Stored records:
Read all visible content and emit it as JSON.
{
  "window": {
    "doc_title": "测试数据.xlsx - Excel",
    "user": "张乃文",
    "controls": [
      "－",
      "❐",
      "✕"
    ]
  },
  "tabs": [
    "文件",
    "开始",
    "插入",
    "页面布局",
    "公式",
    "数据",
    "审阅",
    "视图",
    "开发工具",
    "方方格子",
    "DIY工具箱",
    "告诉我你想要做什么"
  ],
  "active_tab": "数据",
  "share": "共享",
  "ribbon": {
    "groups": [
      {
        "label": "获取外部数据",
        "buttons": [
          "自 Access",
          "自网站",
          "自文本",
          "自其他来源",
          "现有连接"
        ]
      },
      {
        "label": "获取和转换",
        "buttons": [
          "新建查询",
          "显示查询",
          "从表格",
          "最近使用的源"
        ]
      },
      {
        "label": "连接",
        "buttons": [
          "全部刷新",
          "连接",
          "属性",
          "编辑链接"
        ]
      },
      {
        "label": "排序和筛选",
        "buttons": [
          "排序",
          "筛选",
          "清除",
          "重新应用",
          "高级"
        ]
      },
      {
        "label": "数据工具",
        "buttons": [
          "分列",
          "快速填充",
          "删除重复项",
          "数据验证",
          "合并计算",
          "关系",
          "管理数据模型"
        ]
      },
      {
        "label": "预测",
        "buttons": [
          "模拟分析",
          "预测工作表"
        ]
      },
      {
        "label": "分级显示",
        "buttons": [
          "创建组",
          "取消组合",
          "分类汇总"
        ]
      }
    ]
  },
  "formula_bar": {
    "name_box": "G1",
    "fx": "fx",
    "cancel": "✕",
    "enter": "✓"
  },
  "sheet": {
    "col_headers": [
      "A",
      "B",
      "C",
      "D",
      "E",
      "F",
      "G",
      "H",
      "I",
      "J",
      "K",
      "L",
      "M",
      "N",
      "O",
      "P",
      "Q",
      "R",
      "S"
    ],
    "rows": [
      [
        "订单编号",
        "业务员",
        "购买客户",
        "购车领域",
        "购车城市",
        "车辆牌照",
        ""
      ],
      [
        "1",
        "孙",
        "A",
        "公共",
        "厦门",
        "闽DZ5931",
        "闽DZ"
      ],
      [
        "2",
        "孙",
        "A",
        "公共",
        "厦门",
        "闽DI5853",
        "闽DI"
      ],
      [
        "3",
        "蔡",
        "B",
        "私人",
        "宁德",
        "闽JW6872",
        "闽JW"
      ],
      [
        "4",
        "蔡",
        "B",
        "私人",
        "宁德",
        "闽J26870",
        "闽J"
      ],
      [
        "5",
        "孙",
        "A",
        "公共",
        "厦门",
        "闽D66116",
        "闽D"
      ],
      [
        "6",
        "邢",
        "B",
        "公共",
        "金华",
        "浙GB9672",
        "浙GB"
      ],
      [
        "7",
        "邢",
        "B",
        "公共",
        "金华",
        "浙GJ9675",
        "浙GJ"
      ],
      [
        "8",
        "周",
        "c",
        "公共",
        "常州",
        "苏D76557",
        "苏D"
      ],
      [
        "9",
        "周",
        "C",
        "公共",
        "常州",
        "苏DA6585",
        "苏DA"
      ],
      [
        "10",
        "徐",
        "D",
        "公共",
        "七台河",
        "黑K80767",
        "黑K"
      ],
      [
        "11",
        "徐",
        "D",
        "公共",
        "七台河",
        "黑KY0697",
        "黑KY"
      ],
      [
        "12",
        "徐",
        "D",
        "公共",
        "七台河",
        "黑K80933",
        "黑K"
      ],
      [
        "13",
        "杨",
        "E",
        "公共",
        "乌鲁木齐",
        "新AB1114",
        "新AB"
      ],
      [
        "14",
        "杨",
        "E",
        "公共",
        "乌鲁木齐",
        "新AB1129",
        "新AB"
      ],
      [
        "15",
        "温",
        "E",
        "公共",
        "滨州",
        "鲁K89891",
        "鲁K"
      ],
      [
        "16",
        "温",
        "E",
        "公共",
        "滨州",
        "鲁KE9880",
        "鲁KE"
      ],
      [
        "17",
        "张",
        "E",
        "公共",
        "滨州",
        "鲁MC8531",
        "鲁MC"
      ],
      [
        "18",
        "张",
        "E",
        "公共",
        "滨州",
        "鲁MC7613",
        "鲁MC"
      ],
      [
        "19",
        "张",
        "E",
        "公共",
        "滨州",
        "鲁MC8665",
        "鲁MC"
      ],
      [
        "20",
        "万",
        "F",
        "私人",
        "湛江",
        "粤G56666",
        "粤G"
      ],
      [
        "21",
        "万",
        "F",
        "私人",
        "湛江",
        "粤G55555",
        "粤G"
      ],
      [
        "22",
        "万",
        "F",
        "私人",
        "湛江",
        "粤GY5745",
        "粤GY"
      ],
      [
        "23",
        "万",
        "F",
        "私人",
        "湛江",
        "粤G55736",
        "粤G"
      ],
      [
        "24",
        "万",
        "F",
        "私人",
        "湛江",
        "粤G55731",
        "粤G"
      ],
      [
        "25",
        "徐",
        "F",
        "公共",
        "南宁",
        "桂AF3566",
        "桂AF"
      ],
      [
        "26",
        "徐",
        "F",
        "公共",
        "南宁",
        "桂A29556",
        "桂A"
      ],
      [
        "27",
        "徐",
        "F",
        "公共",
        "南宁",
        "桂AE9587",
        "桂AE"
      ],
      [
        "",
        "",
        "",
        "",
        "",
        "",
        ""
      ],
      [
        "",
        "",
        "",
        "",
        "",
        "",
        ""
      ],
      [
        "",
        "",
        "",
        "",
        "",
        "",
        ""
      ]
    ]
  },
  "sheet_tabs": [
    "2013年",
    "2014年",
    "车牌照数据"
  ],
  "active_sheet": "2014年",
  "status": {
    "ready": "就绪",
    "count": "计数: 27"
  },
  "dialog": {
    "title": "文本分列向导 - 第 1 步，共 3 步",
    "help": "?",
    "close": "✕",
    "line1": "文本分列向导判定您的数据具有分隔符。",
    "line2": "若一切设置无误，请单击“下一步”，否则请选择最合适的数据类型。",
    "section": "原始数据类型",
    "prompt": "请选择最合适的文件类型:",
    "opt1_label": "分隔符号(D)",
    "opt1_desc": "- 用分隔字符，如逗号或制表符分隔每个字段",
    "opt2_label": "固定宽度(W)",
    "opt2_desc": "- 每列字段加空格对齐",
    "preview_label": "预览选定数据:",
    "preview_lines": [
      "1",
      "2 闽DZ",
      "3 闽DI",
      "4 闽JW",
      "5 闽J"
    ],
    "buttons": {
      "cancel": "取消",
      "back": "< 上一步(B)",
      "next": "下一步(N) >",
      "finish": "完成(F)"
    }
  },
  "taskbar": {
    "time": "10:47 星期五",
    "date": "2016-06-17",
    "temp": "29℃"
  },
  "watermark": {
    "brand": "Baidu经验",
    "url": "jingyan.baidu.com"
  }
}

To do: Set down all of the data above, word for word.

Response to the exercise:
Read all visible content and emit it as JSON.
{
  "window": {
    "doc_title": "测试数据.xlsx - Excel",
    "user": "张乃文",
    "controls": [
      "－",
      "❐",
      "✕"
    ]
  },
  "tabs": [
    "文件",
    "开始",
    "插入",
    "页面布局",
    "公式",
    "数据",
    "审阅",
    "视图",
    "开发工具",
    "方方格子",
    "DIY工具箱",
    "告诉我你想要做什么"
  ],
  "active_tab": "数据",
  "share": "共享",
  "ribbon": {
    "groups": [
      {
        "label": "获取外部数据",
        "buttons": [
          "自 Access",
          "自网站",
          "自文本",
          "自其他来源",
          "现有连接"
        ]
      },
      {
        "label": "获取和转换",
        "buttons": [
          "新建查询",
          "显示查询",
          "从表格",
          "最近使用的源"
        ]
      },
      {
        "label": "连接",
        "buttons": [
          "全部刷新",
          "连接",
          "属性",
          "编辑链接"
        ]
      },
      {
        "label": "排序和筛选",
        "buttons": [
          "排序",
          "筛选",
          "清除",
          "重新应用",
          "高级"
        ]
      },
      {
        "label": "数据工具",
        "buttons": [
          "分列",
          "快速填充",
          "删除重复项",
          "数据验证",
          "合并计算",
          "关系",
          "管理数据模型"
        ]
      },
      {
        "label": "预测",
        "buttons": [
          "模拟分析",
          "预测工作表"
        ]
      },
      {
        "label": "分级显示",
        "buttons": [
          "创建组",
          "取消组合",
          "分类汇总"
        ]
      }
    ]
  },
  "formula_bar": {
    "name_box": "G1",
    "fx": "fx",
    "cancel": "✕",
    "enter": "✓"
  },
  "sheet": {
    "col_headers": [
      "A",
      "B",
      "C",
      "D",
      "E",
      "F",
      "G",
      "H",
      "I",
      "J",
      "K",
      "L",
      "M",
      "N",
      "O",
      "P",
      "Q",
      "R",
      "S"
    ],
    "rows": [
      [
        "订单编号",
        "业务员",
        "购买客户",
        "购车领域",
        "购车城市",
        "车辆牌照",
        ""
      ],
      [
        "1",
        "孙",
        "A",
        "公共",
        "厦门",
        "闽DZ5931",
        "闽DZ"
      ],
      [
        "2",
        "孙",
        "A",
        "公共",
        "厦门",
        "闽DI5853",
        "闽DI"
      ],
      [
        "3",
        "蔡",
        "B",
        "私人",
        "宁德",
        "闽JW6872",
        "闽JW"
      ],
      [
        "4",
        "蔡",
        "B",
        "私人",
        "宁德",
        "闽J26870",
        "闽J"
      ],
      [
        "5",
        "孙",
        "A",
        "公共",
        "厦门",
        "闽D66116",
        "闽D"
      ],
      [
        "6",
        "邢",
        "B",
        "公共",
        "金华",
        "浙GB9672",
        "浙GB"
      ],
      [
        "7",
        "邢",
        "B",
        "公共",
        "金华",
        "浙GJ9675",
        "浙GJ"
      ],
      [
        "8",
        "周",
        "c",
        "公共",
        "常州",
        "苏D76557",
        "苏D"
      ],
      [
        "9",
        "周",
        "C",
        "公共",
        "常州",
        "苏DA6585",
        "苏DA"
      ],
      [
        "10",
        "徐",
        "D",
        "公共",
        "七台河",
        "黑K80767",
        "黑K"
      ],
      [
        "11",
        "徐",
        "D",
        "公共",
        "七台河",
        "黑KY0697",
        "黑KY"
      ],
      [
        "12",
        "徐",
        "D",
        "公共",
        "七台河",
        "黑K80933",
        "黑K"
      ],
      [
        "13",
        "杨",
        "E",
        "公共",
        "乌鲁木齐",
        "新AB1114",
        "新AB"
      ],
      [
        "14",
        "杨",
        "E",
        "公共",
        "乌鲁木齐",
        "新AB1129",
        "新AB"
      ],
      [
        "15",
        "温",
        "E",
        "公共",
        "滨州",
        "鲁K89891",
        "鲁K"
      ],
      [
        "16",
        "温",
        "E",
        "公共",
        "滨州",
        "鲁KE9880",
        "鲁KE"
      ],
      [
        "17",
        "张",
        "E",
        "公共",
        "滨州",
        "鲁MC8531",
        "鲁MC"
      ],
      [
        "18",
        "张",
        "E",
        "公共",
        "滨州",
        "鲁MC7613",
        "鲁MC"
      ],
      [
        "19",
        "张",
        "E",
        "公共",
        "滨州",
        "鲁MC8665",
        "鲁MC"
      ],
      [
        "20",
        "万",
        "F",
        "私人",
        "湛江",
        "粤G56666",
        "粤G"
      ],
      [
        "21",
        "万",
        "F",
        "私人",
        "湛江",
        "粤G55555",
        "粤G"
      ],
      [
        "22",
        "万",
        "F",
        "私人",
        "湛江",
        "粤GY5745",
        "粤GY"
      ],
      [
        "23",
        "万",
        "F",
        "私人",
        "湛江",
        "粤G55736",
        "粤G"
      ],
      [
        "24",
        "万",
        "F",
        "私人",
        "湛江",
        "粤G55731",
        "粤G"
      ],
      [
        "25",
        "徐",
        "F",
        "公共",
        "南宁",
        "桂AF3566",
        "桂AF"
      ],
      [
        "26",
        "徐",
        "F",
        "公共",
        "南宁",
        "桂A29556",
        "桂A"
      ],
      [
        "27",
        "徐",
        "F",
        "公共",
        "南宁",
        "桂AE9587",
        "桂AE"
      ],
      [
        "",
        "",
        "",
        "",
        "",
        "",
        ""
      ],
      [
        "",
        "",
        "",
        "",
        "",
        "",
        ""
      ],
      [
        "",
        "",
        "",
        "",
        "",
        "",
        ""
      ]
    ]
  },
  "sheet_tabs": [
    "2013年",
    "2014年",
    "车牌照数据"
  ],
  "active_sheet": "2014年",
  "status": {
    "ready": "就绪",
    "count": "计数: 27"
  },
  "dialog": {
    "title": "文本分列向导 - 第 1 步，共 3 步",
    "help": "?",
    "close": "✕",
    "line1": "文本分列向导判定您的数据具有分隔符。",
    "line2": "若一切设置无误，请单击“下一步”，否则请选择最合适的数据类型。",
    "section": "原始数据类型",
    "prompt": "请选择最合适的文件类型:",
    "opt1_label": "分隔符号(D)",
    "opt1_desc": "- 用分隔字符，如逗号或制表符分隔每个字段",
    "opt2_label": "固定宽度(W)",
    "opt2_desc": "- 每列字段加空格对齐",
    "preview_label": "预览选定数据:",
    "preview_lines": [
      "1",
      "2 闽DZ",
      "3 闽DI",
      "4 闽JW",
      "5 闽J"
    ],
    "buttons": {
      "cancel": "取消",
      "back": "< 上一步(B)",
      "next": "下一步(N) >",
      "finish": "完成(F)"
    }
  },
  "taskbar": {
    "time": "10:47 星期五",
    "date": "2016-06-17",
    "temp": "29℃"
  },
  "watermark": {
    "brand": "Baidu经验",
    "url": "jingyan.baidu.com"
  }
}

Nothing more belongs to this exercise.